* **INSTRUCTION**
Using the data beneath, show every line that includes the word "StoragePricePerEpoch".

----------------------------------------

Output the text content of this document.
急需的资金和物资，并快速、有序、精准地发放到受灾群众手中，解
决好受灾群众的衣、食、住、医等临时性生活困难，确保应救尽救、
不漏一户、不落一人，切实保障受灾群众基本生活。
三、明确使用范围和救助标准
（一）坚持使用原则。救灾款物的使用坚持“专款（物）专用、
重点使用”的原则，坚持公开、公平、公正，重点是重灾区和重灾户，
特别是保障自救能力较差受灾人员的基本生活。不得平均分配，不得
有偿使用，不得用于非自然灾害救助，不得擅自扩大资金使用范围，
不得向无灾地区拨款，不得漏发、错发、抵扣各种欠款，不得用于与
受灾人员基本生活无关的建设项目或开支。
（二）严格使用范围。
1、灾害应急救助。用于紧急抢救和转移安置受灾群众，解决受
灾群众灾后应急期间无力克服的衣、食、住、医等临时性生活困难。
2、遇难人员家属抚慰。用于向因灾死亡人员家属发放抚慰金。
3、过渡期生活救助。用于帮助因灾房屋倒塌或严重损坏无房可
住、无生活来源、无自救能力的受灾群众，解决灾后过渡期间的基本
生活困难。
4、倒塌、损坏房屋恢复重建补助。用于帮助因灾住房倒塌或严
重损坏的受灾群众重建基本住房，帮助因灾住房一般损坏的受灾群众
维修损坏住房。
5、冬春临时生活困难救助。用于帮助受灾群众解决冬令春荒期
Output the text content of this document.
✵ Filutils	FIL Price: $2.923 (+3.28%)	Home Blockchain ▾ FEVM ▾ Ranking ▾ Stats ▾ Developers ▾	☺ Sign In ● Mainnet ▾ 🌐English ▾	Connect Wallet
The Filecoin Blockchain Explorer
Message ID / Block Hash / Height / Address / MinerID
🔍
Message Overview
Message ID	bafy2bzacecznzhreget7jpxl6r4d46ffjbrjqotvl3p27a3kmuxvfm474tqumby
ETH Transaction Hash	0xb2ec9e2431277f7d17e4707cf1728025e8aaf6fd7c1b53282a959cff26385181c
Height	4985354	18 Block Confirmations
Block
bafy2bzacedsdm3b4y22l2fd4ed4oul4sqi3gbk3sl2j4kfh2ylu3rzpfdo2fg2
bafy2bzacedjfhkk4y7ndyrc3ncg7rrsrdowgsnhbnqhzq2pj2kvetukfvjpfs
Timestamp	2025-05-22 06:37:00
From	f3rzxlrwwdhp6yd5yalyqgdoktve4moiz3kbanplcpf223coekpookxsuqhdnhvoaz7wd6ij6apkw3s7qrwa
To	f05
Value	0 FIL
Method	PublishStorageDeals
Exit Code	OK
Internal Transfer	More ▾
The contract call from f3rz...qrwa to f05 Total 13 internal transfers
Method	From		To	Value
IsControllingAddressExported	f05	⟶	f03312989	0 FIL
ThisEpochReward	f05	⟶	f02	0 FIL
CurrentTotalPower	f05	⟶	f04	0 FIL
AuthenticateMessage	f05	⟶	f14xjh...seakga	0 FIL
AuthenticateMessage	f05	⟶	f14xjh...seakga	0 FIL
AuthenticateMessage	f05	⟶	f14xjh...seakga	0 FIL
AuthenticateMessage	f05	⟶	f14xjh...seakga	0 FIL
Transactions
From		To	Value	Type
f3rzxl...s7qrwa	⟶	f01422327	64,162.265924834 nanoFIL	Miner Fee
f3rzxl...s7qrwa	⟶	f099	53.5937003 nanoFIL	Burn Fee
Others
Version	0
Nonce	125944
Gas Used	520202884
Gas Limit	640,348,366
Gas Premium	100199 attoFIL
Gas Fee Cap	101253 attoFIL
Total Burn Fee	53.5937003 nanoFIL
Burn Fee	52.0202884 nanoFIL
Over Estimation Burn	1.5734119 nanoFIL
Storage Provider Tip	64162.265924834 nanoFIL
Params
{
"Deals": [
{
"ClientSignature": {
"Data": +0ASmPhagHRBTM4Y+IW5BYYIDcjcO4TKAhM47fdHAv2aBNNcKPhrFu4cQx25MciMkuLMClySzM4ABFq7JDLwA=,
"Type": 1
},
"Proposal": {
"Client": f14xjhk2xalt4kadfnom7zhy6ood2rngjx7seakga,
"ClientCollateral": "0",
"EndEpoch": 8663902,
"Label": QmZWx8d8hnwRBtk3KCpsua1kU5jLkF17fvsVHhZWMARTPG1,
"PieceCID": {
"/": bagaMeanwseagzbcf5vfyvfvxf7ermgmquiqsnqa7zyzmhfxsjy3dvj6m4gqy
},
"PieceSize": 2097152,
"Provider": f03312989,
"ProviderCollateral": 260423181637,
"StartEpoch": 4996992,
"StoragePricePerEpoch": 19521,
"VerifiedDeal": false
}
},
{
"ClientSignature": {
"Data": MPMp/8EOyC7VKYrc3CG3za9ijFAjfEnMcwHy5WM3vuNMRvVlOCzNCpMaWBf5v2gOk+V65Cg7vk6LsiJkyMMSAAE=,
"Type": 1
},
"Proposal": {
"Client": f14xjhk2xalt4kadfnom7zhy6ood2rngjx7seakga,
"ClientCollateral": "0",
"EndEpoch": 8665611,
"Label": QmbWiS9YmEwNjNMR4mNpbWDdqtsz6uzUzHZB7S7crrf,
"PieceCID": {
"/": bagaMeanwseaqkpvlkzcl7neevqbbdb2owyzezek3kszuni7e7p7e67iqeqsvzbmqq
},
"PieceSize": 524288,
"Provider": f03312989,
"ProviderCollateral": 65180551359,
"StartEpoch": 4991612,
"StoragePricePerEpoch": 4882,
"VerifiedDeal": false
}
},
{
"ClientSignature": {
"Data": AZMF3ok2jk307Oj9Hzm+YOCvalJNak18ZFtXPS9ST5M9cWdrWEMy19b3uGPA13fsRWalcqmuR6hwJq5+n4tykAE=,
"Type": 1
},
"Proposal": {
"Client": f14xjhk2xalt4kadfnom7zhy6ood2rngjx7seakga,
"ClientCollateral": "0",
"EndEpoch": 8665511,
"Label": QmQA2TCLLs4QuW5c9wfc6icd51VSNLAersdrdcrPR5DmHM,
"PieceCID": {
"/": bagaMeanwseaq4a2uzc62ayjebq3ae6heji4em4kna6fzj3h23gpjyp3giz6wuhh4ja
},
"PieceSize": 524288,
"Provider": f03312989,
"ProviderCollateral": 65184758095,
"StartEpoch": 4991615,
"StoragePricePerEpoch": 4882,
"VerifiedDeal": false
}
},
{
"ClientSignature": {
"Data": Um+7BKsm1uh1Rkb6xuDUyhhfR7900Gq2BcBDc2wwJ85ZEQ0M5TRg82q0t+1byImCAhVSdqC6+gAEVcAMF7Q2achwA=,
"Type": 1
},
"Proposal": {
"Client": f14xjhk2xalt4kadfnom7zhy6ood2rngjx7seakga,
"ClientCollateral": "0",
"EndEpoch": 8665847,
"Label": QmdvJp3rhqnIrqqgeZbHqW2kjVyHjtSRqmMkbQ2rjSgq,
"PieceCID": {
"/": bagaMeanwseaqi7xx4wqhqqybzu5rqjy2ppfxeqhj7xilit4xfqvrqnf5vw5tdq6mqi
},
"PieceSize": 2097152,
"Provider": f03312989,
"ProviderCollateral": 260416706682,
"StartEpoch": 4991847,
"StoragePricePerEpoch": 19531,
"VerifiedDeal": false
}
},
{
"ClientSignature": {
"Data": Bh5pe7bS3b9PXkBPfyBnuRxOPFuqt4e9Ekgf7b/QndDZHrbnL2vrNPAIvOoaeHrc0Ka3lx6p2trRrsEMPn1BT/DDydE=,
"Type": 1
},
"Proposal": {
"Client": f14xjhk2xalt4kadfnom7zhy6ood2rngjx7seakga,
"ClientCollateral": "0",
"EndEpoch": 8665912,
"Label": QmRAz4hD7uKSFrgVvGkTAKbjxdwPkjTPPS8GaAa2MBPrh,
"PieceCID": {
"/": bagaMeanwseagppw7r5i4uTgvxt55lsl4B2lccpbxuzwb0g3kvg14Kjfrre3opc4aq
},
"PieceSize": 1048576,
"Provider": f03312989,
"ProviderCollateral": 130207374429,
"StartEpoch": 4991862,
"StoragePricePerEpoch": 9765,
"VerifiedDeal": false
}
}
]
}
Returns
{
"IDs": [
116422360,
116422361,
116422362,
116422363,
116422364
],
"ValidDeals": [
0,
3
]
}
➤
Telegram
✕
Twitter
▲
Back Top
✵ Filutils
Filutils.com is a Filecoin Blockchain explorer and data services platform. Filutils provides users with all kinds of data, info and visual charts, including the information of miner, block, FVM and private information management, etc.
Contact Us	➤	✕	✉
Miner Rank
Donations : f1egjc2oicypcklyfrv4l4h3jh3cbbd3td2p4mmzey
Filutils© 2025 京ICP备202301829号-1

----------------------------------------

* **EXERCISE SOLUTION**
"StoragePricePerEpoch": 19521,
"StoragePricePerEpoch": 4882,
"StoragePricePerEpoch": 4882,
"StoragePricePerEpoch": 19531,
"StoragePricePerEpoch": 9765,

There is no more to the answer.